• Dataset items:
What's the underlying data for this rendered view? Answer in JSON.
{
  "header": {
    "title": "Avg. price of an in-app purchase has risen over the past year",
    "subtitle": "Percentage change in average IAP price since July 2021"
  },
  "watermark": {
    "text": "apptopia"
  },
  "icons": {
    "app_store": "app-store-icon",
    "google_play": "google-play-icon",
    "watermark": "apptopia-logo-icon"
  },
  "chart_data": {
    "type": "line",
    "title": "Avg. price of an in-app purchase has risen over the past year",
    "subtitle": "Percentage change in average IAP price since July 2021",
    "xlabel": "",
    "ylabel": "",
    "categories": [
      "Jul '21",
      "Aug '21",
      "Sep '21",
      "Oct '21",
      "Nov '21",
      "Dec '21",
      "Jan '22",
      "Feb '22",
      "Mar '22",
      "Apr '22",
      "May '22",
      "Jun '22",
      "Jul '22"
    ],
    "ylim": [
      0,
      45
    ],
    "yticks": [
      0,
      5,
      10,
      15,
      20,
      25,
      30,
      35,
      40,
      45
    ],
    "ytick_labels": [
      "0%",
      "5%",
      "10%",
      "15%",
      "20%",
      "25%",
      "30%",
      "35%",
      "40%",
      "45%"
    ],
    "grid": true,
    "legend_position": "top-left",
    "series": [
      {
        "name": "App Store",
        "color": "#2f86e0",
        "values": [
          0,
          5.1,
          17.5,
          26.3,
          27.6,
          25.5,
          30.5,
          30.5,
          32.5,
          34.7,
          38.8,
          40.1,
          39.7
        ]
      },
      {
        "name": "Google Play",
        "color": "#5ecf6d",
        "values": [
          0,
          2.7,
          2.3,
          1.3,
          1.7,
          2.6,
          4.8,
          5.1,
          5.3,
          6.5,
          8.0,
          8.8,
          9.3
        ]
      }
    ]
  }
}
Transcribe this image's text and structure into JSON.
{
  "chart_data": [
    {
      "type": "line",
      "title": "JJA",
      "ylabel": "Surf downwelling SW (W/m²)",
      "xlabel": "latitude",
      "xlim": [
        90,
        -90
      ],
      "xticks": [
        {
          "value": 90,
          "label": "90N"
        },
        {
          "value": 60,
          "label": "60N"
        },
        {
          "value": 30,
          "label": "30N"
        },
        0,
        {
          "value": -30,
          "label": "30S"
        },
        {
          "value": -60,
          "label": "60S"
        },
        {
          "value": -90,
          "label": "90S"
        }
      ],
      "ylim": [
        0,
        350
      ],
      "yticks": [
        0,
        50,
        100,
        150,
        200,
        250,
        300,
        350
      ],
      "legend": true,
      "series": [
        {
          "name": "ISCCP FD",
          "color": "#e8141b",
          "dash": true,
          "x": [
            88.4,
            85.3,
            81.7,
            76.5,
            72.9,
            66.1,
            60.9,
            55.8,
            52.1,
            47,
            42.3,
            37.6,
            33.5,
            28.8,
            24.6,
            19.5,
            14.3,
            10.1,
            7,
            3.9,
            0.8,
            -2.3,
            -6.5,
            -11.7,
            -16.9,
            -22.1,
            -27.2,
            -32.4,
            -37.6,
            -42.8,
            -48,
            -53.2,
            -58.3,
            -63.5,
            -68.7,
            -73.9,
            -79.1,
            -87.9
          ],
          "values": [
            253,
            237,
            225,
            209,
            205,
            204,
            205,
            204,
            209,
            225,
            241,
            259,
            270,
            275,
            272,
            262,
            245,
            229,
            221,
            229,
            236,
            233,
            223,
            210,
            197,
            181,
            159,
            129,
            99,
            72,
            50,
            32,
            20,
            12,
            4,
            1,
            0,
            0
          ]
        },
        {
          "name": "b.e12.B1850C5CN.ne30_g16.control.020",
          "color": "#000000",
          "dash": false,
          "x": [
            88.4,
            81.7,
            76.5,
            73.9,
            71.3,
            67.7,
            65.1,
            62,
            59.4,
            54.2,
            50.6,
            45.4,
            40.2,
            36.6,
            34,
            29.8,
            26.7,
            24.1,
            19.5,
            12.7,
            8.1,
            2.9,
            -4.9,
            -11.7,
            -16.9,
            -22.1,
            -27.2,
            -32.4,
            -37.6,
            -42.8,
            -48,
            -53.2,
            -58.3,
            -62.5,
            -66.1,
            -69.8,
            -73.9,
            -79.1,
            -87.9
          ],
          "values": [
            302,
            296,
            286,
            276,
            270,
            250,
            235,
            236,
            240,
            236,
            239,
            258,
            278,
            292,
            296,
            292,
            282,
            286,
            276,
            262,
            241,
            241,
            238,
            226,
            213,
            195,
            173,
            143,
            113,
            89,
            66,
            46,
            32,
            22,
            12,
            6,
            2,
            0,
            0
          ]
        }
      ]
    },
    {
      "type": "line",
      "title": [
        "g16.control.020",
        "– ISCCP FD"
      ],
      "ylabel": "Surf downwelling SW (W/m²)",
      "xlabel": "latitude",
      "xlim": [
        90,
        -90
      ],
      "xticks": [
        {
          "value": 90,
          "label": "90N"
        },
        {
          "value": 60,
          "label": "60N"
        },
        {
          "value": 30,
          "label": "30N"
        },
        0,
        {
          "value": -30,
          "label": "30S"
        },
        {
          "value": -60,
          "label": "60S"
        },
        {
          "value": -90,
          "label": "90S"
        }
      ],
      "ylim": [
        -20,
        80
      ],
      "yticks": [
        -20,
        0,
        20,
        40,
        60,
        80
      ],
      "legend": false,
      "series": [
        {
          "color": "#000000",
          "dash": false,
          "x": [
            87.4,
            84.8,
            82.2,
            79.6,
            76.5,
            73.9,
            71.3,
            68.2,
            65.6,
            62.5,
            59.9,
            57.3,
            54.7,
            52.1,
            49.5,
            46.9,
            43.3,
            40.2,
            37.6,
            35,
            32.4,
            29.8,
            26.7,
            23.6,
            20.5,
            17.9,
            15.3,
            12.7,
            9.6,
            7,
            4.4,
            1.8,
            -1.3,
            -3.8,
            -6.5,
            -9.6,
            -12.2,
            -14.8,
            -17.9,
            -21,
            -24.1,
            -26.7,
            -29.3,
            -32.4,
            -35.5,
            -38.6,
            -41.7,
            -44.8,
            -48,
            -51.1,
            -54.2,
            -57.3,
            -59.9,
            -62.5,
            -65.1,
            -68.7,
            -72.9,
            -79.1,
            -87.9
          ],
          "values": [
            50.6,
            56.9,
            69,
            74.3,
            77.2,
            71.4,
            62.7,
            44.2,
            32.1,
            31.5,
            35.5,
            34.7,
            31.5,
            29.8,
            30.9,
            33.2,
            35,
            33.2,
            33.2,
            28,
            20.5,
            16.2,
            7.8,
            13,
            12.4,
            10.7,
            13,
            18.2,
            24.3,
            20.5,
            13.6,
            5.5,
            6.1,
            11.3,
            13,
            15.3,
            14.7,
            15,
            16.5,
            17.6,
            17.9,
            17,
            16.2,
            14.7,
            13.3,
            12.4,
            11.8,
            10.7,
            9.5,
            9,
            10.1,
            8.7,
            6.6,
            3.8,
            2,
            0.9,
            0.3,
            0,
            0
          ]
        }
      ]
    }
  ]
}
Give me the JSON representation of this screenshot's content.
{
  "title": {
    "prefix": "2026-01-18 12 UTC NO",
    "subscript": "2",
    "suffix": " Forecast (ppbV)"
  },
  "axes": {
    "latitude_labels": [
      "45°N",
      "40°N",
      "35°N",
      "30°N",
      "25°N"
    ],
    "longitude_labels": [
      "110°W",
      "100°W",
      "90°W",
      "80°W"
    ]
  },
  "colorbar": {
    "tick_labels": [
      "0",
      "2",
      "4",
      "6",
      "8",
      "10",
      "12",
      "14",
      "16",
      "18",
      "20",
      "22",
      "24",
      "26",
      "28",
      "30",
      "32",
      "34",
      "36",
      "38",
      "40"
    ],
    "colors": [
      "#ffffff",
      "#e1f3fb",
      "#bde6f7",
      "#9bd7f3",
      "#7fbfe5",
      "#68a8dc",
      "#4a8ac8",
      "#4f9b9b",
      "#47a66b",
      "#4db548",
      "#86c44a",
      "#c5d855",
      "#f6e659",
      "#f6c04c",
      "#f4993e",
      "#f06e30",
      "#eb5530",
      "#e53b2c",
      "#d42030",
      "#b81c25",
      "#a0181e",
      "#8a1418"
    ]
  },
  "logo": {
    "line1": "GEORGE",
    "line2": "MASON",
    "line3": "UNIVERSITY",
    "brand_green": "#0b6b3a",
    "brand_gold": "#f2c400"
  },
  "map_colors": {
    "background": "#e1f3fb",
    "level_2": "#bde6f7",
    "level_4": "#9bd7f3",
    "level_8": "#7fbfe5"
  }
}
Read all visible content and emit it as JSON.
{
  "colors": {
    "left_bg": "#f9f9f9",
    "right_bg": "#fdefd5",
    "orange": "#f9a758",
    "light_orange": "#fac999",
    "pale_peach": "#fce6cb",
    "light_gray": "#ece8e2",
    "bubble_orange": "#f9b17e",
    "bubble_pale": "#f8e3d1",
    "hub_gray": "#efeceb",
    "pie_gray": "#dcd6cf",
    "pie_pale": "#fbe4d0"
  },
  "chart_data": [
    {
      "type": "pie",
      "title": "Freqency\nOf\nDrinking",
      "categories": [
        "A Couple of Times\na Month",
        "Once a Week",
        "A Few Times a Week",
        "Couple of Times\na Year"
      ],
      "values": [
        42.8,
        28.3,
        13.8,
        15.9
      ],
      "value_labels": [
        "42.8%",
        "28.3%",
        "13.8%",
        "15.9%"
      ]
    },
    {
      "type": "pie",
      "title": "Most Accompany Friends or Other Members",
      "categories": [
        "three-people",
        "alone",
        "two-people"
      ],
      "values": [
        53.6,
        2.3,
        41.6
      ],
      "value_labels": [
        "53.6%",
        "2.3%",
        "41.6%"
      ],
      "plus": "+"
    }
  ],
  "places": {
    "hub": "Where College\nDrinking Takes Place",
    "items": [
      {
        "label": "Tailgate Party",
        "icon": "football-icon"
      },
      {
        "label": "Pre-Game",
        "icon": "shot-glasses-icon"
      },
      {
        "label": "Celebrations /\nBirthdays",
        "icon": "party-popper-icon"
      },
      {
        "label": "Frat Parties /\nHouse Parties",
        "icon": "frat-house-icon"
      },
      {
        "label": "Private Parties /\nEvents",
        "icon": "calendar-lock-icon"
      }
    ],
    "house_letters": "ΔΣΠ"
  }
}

• GIVEN EXERCISE:
Go through the lines above. Select every one that has the string "price".

• THE RESULT:
    "title": "Avg. price of an in-app purchase has risen over the past year",
    "subtitle": "Percentage change in average IAP price since July 2021"
    "title": "Avg. price of an in-app purchase has risen over the past year",
    "subtitle": "Percentage change in average IAP price since July 2021",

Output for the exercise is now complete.